Available data
%%

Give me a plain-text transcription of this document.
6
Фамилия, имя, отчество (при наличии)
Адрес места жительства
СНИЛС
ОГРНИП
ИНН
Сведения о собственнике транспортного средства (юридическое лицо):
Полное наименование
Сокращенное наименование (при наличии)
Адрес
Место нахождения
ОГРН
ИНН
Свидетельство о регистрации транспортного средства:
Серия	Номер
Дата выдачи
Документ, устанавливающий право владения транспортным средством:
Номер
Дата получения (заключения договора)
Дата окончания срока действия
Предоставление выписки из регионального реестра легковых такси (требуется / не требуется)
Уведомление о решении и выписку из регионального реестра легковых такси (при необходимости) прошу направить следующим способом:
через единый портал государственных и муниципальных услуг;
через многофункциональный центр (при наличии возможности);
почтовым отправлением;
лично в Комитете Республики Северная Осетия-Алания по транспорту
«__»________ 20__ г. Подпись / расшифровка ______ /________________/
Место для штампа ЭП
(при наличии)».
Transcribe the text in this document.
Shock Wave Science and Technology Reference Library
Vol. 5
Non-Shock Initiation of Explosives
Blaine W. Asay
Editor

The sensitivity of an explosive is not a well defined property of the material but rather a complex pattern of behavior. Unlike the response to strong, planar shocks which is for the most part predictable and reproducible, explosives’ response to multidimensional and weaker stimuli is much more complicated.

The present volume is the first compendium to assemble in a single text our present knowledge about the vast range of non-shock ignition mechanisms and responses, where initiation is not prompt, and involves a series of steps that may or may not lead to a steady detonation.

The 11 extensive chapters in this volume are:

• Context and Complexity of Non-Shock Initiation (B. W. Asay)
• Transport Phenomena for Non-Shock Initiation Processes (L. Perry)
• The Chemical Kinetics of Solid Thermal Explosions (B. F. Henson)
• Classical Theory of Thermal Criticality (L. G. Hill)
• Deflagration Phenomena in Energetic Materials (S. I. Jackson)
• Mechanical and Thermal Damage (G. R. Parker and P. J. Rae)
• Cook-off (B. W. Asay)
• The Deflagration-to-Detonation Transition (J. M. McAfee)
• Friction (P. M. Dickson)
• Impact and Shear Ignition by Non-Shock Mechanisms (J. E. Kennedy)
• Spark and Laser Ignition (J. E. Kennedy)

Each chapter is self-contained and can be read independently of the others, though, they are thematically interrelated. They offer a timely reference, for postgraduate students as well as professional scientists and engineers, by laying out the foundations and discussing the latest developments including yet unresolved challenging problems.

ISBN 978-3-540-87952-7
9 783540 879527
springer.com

%%

Task description
Transcribe every entry exactly, omitting nothing.

Result of this exercise
Give me a plain-text transcription of this document.
6
Фамилия, имя, отчество (при наличии)
Адрес места жительства
СНИЛС
ОГРНИП
ИНН
Сведения о собственнике транспортного средства (юридическое лицо):
Полное наименование
Сокращенное наименование (при наличии)
Адрес
Место нахождения
ОГРН
ИНН
Свидетельство о регистрации транспортного средства:
Серия	Номер
Дата выдачи
Документ, устанавливающий право владения транспортным средством:
Номер
Дата получения (заключения договора)
Дата окончания срока действия
Предоставление выписки из регионального реестра легковых такси (требуется / не требуется)
Уведомление о решении и выписку из регионального реестра легковых такси (при необходимости) прошу направить следующим способом:
через единый портал государственных и муниципальных услуг;
через многофункциональный центр (при наличии возможности);
почтовым отправлением;
лично в Комитете Республики Северная Осетия-Алания по транспорту
«__»________ 20__ г. Подпись / расшифровка ______ /________________/
Место для штампа ЭП
(при наличии)».
Transcribe the text in this document.
Shock Wave Science and Technology Reference Library
Vol. 5
Non-Shock Initiation of Explosives
Blaine W. Asay
Editor

The sensitivity of an explosive is not a well defined property of the material but rather a complex pattern of behavior. Unlike the response to strong, planar shocks which is for the most part predictable and reproducible, explosives’ response to multidimensional and weaker stimuli is much more complicated.

The present volume is the first compendium to assemble in a single text our present knowledge about the vast range of non-shock ignition mechanisms and responses, where initiation is not prompt, and involves a series of steps that may or may not lead to a steady detonation.

The 11 extensive chapters in this volume are:

• Context and Complexity of Non-Shock Initiation (B. W. Asay)
• Transport Phenomena for Non-Shock Initiation Processes (L. Perry)
• The Chemical Kinetics of Solid Thermal Explosions (B. F. Henson)
• Classical Theory of Thermal Criticality (L. G. Hill)
• Deflagration Phenomena in Energetic Materials (S. I. Jackson)
• Mechanical and Thermal Damage (G. R. Parker and P. J. Rae)
• Cook-off (B. W. Asay)
• The Deflagration-to-Detonation Transition (J. M. McAfee)
• Friction (P. M. Dickson)
• Impact and Shear Ignition by Non-Shock Mechanisms (J. E. Kennedy)
• Spark and Laser Ignition (J. E. Kennedy)

Each chapter is self-contained and can be read independently of the others, though, they are thematically interrelated. They offer a timely reference, for postgraduate students as well as professional scientists and engineers, by laying out the foundations and discussing the latest developments including yet unresolved challenging problems.

ISBN 978-3-540-87952-7
9 783540 879527
springer.com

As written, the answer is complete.